__Records provided__:
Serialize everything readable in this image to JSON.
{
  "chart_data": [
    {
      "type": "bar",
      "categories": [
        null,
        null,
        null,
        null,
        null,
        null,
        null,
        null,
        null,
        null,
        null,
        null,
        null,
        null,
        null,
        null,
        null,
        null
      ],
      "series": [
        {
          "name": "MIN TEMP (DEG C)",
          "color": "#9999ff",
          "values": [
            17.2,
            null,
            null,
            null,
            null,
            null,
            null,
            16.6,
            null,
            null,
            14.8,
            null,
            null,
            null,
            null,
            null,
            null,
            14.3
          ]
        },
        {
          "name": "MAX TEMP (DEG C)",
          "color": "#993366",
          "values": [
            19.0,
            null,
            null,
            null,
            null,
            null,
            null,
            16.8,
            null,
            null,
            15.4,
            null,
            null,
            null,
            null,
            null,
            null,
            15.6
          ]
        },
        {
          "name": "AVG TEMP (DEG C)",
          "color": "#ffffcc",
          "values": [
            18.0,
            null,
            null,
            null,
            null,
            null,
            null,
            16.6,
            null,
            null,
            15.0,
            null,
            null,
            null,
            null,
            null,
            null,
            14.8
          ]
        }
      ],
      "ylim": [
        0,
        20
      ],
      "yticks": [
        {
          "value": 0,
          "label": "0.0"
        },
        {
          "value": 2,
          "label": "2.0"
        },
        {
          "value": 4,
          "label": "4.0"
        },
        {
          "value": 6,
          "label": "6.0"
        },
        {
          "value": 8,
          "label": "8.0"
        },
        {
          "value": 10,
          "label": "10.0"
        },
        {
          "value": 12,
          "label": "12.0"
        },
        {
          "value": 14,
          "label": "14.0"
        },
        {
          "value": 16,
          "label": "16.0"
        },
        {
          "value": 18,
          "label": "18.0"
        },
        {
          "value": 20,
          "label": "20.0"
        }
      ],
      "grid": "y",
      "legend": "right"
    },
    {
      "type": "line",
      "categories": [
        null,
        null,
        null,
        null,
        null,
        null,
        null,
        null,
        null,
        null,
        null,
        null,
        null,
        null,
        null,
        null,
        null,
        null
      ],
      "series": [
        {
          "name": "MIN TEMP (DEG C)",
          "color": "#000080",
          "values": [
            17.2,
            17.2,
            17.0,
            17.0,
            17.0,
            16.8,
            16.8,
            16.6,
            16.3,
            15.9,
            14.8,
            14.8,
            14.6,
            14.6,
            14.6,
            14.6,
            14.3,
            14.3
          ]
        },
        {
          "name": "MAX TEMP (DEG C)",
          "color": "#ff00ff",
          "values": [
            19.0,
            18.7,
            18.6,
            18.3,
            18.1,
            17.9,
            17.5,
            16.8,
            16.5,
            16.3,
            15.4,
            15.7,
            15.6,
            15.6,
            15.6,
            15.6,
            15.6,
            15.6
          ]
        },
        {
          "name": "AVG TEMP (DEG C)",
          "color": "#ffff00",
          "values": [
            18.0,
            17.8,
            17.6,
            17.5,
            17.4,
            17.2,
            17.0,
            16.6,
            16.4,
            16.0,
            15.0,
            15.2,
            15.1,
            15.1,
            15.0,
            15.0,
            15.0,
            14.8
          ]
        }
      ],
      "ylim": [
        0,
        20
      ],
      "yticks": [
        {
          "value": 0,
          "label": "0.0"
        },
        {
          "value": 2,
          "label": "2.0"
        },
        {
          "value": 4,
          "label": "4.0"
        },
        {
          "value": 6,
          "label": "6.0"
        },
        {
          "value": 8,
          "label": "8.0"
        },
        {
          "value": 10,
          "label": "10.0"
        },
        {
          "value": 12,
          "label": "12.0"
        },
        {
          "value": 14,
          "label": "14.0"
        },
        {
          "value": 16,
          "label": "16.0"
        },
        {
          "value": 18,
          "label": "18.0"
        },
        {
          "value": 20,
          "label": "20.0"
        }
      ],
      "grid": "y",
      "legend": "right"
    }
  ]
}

...

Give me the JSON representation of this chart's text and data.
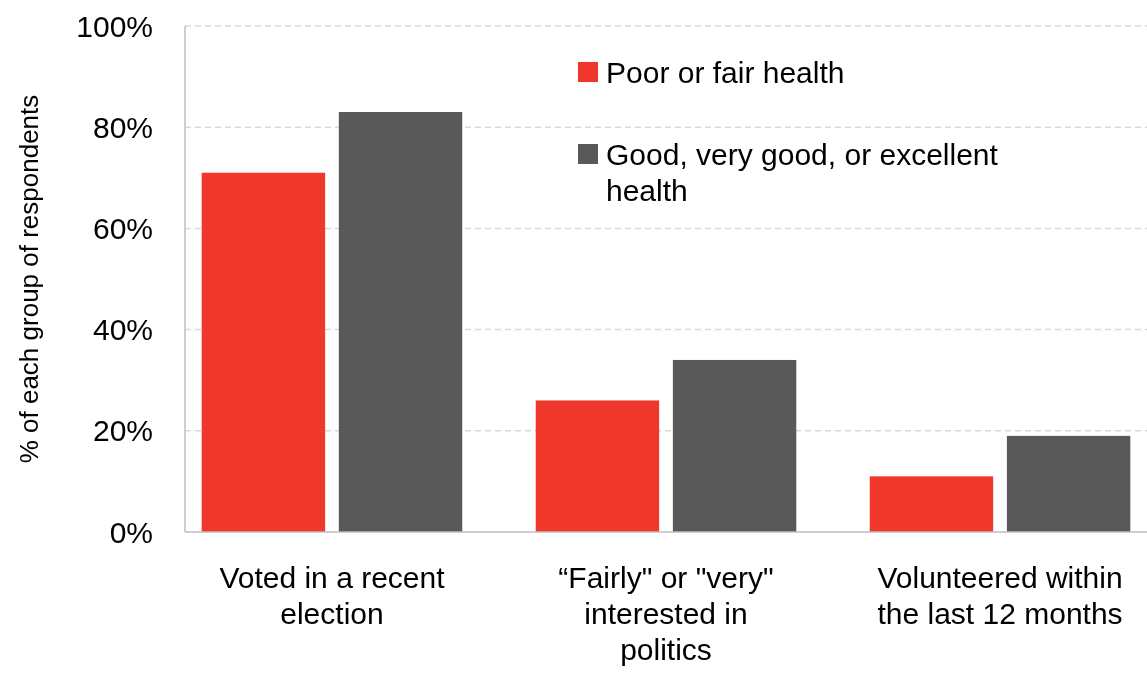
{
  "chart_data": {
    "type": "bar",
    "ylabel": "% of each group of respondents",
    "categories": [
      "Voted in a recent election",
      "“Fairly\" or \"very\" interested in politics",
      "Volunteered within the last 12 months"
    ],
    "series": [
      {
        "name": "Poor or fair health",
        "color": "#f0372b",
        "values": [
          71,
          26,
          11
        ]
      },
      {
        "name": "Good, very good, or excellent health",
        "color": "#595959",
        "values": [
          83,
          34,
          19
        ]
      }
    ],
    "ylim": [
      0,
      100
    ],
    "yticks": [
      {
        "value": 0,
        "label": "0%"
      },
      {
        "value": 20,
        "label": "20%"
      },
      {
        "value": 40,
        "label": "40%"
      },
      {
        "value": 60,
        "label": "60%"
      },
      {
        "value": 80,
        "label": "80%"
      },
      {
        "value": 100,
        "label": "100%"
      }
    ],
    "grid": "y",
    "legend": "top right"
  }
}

__Exercise details__: Copy every line of the listing that includes the string "this".

__Complete response__:
Serialize everything readable in this image to JSON.
Give me the JSON representation of this chart's text and data.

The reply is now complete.